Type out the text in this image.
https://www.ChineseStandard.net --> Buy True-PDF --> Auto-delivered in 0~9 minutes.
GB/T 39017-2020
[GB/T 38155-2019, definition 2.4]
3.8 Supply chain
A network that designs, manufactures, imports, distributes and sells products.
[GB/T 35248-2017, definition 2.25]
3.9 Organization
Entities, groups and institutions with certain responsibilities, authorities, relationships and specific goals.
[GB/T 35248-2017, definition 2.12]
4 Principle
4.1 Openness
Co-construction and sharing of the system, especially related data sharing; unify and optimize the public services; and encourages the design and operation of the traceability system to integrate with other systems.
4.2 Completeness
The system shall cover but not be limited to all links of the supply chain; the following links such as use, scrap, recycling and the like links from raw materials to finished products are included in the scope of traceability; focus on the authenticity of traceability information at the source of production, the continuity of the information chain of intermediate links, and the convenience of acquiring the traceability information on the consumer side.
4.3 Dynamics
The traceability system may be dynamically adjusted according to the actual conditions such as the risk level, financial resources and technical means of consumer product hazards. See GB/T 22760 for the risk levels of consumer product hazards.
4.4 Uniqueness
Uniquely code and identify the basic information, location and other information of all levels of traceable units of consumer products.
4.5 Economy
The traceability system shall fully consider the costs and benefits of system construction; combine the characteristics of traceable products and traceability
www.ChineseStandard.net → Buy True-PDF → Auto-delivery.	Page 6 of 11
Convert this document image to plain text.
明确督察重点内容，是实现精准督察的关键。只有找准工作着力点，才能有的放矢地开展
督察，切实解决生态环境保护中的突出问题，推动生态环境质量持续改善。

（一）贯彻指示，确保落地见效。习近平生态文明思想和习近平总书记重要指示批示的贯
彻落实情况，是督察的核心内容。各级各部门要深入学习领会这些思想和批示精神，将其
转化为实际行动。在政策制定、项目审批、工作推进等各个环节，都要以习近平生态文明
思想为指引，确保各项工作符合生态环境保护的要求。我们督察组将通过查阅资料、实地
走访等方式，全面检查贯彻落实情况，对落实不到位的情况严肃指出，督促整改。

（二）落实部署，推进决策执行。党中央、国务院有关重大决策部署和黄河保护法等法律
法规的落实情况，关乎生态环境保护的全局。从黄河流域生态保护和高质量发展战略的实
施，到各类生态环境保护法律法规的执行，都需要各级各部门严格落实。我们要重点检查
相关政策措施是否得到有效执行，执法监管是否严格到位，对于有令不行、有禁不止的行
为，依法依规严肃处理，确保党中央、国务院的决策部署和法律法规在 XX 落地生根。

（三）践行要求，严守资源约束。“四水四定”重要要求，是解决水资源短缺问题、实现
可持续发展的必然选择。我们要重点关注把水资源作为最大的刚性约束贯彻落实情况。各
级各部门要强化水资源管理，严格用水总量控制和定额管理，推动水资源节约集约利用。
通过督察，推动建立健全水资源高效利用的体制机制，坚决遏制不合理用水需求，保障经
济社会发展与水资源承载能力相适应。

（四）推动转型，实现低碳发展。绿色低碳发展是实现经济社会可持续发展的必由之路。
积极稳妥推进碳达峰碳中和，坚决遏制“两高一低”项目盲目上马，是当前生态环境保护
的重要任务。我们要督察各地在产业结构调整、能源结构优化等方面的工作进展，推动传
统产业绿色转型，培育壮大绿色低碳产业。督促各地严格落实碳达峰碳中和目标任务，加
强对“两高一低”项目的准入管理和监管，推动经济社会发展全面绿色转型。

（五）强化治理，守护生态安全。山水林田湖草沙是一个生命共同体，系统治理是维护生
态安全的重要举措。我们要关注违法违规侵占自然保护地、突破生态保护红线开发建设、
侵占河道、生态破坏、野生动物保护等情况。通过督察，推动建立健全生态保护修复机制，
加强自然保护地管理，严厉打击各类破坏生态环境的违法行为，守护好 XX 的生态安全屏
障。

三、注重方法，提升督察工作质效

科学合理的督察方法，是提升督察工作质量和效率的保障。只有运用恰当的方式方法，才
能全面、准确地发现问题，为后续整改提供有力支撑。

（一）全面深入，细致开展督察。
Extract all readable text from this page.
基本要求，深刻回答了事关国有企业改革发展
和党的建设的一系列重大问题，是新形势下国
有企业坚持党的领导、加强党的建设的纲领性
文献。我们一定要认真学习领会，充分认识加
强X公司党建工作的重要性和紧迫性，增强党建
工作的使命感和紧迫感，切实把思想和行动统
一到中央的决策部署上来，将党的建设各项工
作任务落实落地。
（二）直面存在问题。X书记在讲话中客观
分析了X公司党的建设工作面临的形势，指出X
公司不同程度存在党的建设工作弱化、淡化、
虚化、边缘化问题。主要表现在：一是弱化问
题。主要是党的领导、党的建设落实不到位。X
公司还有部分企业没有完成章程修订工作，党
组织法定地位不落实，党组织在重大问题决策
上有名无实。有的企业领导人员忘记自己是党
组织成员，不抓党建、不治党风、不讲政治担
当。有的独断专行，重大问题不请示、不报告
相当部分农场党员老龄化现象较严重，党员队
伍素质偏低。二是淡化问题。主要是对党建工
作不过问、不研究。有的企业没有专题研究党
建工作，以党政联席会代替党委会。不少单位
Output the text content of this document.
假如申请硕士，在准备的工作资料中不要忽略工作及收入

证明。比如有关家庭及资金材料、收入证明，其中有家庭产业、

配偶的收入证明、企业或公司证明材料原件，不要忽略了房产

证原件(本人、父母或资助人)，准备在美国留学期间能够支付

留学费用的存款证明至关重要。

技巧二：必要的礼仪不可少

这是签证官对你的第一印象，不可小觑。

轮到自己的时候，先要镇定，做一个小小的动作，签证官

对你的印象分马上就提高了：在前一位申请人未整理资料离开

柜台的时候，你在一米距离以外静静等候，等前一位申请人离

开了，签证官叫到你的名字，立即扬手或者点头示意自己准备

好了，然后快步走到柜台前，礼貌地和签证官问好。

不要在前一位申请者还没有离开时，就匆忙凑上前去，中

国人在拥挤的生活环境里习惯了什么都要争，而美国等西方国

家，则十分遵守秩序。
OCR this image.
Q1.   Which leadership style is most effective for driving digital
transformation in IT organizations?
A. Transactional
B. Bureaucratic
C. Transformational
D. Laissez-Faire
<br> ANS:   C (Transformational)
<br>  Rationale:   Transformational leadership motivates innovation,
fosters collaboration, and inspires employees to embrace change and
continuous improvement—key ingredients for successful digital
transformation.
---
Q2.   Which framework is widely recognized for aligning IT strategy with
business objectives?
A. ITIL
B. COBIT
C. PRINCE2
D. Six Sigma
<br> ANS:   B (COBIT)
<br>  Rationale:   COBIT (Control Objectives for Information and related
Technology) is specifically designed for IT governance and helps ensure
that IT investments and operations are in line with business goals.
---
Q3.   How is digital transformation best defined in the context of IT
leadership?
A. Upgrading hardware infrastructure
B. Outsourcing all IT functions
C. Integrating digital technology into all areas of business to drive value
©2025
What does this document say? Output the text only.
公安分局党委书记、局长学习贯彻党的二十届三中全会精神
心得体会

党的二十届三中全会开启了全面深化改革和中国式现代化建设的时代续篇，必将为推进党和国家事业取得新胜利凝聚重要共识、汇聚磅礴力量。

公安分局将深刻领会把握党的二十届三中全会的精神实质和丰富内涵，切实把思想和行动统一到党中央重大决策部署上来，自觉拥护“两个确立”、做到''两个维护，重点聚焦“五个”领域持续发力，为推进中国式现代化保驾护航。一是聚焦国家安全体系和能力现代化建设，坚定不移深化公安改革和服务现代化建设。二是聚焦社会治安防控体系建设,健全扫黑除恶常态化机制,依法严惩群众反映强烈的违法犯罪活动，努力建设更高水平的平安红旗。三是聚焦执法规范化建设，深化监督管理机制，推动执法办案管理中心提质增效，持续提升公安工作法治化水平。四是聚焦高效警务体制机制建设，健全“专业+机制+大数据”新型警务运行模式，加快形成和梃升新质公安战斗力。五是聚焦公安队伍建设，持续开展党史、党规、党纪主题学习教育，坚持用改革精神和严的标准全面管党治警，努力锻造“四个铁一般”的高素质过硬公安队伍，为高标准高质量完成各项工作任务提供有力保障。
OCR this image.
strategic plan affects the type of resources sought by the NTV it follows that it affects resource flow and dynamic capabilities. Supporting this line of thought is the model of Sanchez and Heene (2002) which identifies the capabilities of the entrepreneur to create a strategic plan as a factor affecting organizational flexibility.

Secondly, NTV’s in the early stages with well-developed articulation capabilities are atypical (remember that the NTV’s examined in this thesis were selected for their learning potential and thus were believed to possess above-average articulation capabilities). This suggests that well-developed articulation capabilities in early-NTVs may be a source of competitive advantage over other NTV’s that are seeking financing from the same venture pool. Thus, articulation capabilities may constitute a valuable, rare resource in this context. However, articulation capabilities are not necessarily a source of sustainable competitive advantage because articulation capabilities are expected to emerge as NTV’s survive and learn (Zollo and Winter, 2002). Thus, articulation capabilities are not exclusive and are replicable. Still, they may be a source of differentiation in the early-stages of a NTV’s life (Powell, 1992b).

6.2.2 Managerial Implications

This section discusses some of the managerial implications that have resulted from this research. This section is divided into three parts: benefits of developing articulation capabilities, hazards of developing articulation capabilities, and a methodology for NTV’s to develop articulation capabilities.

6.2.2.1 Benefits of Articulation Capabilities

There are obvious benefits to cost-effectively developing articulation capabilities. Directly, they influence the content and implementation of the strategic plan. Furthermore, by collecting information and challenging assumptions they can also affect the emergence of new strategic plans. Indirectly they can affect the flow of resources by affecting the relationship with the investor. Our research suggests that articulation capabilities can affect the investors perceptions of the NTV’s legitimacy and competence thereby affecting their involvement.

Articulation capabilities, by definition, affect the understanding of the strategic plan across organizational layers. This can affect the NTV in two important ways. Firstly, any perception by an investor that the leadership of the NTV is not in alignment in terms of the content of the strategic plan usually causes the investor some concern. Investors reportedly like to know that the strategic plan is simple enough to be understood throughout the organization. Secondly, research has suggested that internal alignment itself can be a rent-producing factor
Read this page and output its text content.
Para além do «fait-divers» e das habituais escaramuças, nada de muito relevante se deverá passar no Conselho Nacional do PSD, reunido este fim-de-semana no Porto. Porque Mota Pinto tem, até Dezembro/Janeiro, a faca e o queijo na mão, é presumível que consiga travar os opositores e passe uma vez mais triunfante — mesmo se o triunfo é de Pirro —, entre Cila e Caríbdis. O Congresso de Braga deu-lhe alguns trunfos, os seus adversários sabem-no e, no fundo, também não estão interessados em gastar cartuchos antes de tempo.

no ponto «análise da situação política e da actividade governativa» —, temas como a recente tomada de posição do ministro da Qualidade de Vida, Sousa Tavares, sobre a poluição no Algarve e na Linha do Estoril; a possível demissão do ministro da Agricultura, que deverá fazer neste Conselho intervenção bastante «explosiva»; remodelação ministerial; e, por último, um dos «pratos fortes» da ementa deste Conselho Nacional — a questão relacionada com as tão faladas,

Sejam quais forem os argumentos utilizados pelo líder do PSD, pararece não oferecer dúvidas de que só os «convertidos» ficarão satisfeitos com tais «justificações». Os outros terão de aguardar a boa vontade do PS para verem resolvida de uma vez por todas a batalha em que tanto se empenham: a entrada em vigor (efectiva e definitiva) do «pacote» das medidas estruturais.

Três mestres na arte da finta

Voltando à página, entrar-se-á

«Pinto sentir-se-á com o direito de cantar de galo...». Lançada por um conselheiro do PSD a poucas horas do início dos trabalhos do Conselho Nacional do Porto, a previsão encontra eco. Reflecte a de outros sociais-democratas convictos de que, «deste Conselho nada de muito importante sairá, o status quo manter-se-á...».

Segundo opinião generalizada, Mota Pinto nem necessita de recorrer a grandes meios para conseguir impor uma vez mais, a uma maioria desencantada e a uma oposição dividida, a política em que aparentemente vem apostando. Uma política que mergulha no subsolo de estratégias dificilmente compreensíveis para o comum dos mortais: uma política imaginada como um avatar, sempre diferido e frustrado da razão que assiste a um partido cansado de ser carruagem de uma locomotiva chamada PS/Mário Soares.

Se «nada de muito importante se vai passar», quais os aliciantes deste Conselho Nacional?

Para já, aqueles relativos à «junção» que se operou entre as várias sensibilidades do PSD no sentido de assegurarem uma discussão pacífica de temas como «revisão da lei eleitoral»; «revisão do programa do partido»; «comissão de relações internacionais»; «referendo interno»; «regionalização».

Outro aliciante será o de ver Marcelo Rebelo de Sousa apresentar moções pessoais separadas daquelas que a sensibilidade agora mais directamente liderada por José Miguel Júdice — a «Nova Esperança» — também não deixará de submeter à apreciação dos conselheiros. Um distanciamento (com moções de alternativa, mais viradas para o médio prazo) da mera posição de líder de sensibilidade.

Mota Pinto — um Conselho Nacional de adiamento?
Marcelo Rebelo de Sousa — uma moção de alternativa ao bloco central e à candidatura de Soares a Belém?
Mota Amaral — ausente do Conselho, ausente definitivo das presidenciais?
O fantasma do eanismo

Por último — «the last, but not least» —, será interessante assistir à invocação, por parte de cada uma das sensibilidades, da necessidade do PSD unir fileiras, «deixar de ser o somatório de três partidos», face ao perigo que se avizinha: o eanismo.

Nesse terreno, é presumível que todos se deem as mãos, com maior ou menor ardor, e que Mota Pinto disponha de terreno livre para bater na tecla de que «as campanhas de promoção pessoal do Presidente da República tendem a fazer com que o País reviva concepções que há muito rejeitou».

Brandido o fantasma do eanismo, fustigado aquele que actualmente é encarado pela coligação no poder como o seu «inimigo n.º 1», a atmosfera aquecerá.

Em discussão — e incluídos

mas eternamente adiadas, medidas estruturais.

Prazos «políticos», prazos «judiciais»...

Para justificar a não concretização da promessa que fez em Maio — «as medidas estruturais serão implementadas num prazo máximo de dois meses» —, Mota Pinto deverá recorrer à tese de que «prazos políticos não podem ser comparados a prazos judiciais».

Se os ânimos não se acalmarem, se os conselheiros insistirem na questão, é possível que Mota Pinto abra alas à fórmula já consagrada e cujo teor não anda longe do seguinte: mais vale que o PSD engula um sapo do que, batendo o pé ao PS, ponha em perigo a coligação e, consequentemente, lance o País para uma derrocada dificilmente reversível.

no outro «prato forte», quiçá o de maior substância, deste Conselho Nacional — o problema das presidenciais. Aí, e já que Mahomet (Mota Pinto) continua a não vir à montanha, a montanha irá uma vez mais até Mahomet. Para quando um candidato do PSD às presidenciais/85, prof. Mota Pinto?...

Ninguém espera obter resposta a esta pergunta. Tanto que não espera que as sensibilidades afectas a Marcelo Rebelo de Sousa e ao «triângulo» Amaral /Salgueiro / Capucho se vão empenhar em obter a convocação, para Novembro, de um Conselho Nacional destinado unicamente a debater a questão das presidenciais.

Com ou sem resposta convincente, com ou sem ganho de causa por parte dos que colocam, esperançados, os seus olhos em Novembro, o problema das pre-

### STATED EXERCISE
Find all the lines containing "prazos" in the material, then copy them.

### COMPLETED TASK
Prazos «políticos», prazos «judiciais»...
Para justificar a não concretização da promessa que fez em Maio — «as medidas estruturais serão implementadas num prazo máximo de dois meses» —, Mota Pinto deverá recorrer à tese de que «prazos políticos não podem ser comparados a prazos judiciais».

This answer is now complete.